WORK TO COMPLETE -> Determine the number of lines in the listing below where the string "JSON" occurs; answer with the number alone.

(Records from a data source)
_____

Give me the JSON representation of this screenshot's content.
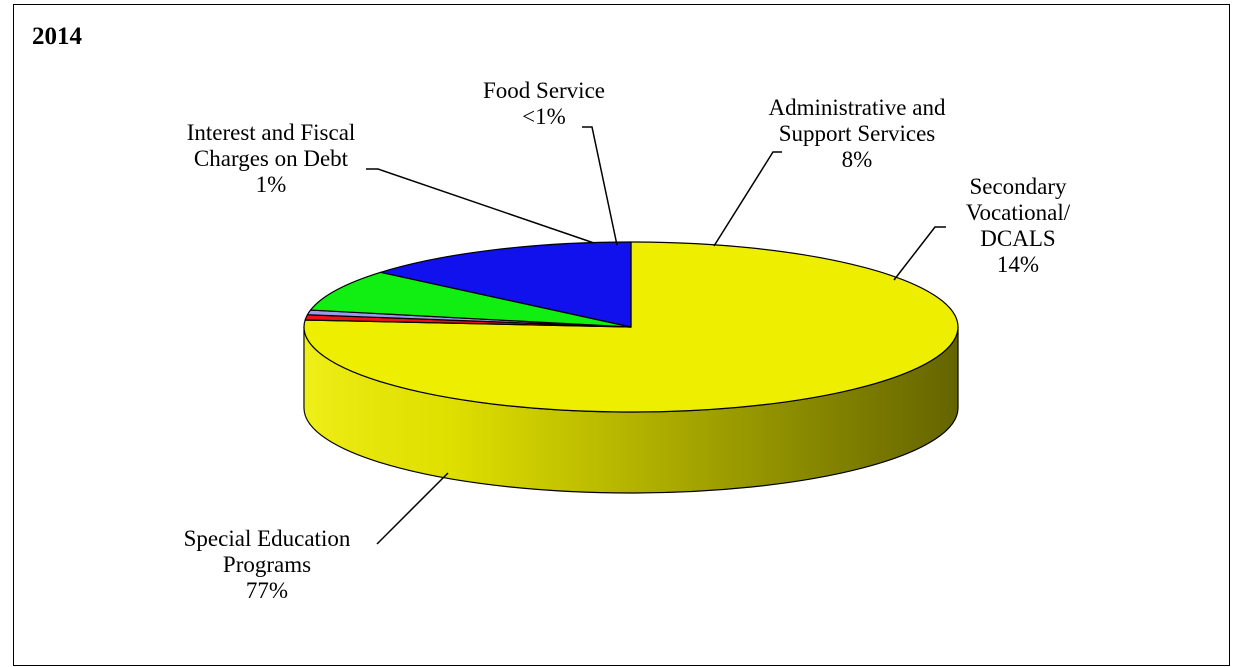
{
  "chart_data": {
    "type": "pie",
    "title": "2014",
    "three_d": true,
    "legend": "none",
    "slices": [
      {
        "key": "special-education",
        "label_lines": [
          "Special Education",
          "Programs"
        ],
        "value": 77,
        "value_label": "77%",
        "color": "#EEEE00"
      },
      {
        "key": "interest-fiscal",
        "label_lines": [
          "Interest and Fiscal",
          "Charges on Debt"
        ],
        "value": 1,
        "value_label": "1%",
        "color": "#EE1111"
      },
      {
        "key": "food-service",
        "label_lines": [
          "Food Service"
        ],
        "value": 0.9,
        "value_label": "<1%",
        "color": "#9999EE"
      },
      {
        "key": "administrative-support",
        "label_lines": [
          "Administrative and",
          "Support Services"
        ],
        "value": 8,
        "value_label": "8%",
        "color": "#11EE11"
      },
      {
        "key": "secondary-vocational",
        "label_lines": [
          "Secondary",
          "Vocational/",
          "DCALS"
        ],
        "value": 14,
        "value_label": "14%",
        "color": "#1111EE"
      }
    ]
  }
}
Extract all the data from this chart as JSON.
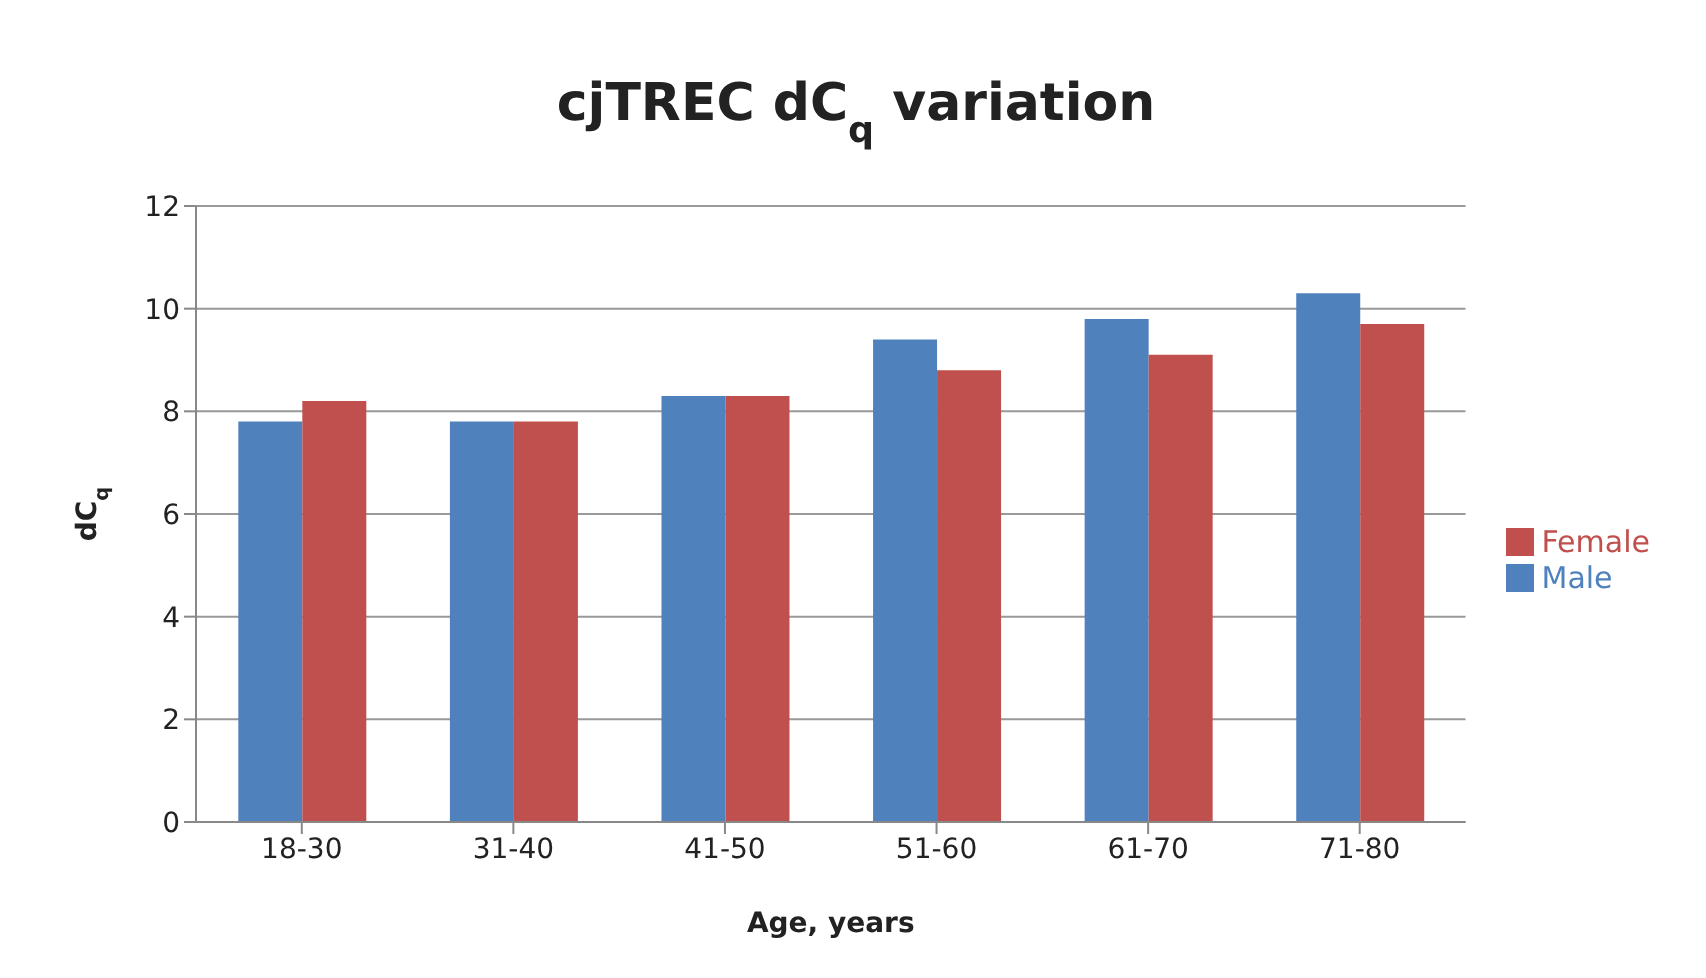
{
  "chart_data": {
    "type": "bar",
    "title": "cjTREC dC$_{q}$ variation",
    "xlabel": "Age, years",
    "ylabel": "dC$_{q}$",
    "categories": [
      "18-30",
      "31-40",
      "41-50",
      "51-60",
      "61-70",
      "71-80"
    ],
    "series": [
      {
        "name": "Male",
        "color": "#4f81bd",
        "values": [
          7.8,
          7.8,
          8.3,
          9.4,
          9.8,
          10.3
        ]
      },
      {
        "name": "Female",
        "color": "#c0504d",
        "values": [
          8.2,
          7.8,
          8.3,
          8.8,
          9.1,
          9.7
        ]
      }
    ],
    "ylim": [
      0,
      12
    ],
    "yticks": [
      0,
      2,
      4,
      6,
      8,
      10,
      12
    ],
    "grid": "y",
    "legend": "right"
  }
}
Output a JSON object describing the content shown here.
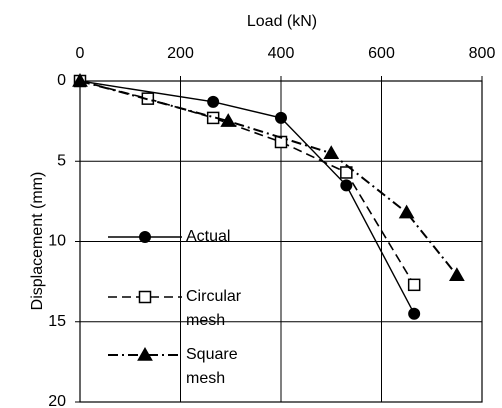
{
  "chart_data": {
    "type": "line",
    "title": "",
    "xlabel": "Load (kN)",
    "ylabel": "Displacement (mm)",
    "x_axis_position": "top",
    "y_axis_inverted": true,
    "xlim": [
      0,
      800
    ],
    "ylim": [
      0,
      20
    ],
    "x_ticks": [
      0,
      200,
      400,
      600,
      800
    ],
    "y_ticks": [
      0,
      5,
      10,
      15,
      20
    ],
    "grid": true,
    "legend_position": "lower-left",
    "series": [
      {
        "name": "Actual",
        "marker": "filled-circle",
        "line_style": "solid",
        "color": "#000000",
        "x": [
          0,
          265,
          400,
          530,
          665
        ],
        "y": [
          0,
          1.3,
          2.3,
          6.5,
          14.5
        ]
      },
      {
        "name": "Circular mesh",
        "marker": "open-square",
        "line_style": "dashed",
        "color": "#000000",
        "x": [
          0,
          135,
          265,
          400,
          530,
          665
        ],
        "y": [
          0,
          1.1,
          2.3,
          3.8,
          5.7,
          12.7
        ]
      },
      {
        "name": "Square mesh",
        "marker": "filled-triangle",
        "line_style": "dash-dot",
        "color": "#000000",
        "x": [
          0,
          295,
          500,
          650,
          750
        ],
        "y": [
          0,
          2.5,
          4.5,
          8.2,
          12.1
        ]
      }
    ],
    "legend": [
      {
        "lines": [
          "Actual"
        ]
      },
      {
        "lines": [
          "Circular",
          "mesh"
        ]
      },
      {
        "lines": [
          "Square",
          "mesh"
        ]
      }
    ]
  }
}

_____

THE REPLY -> 3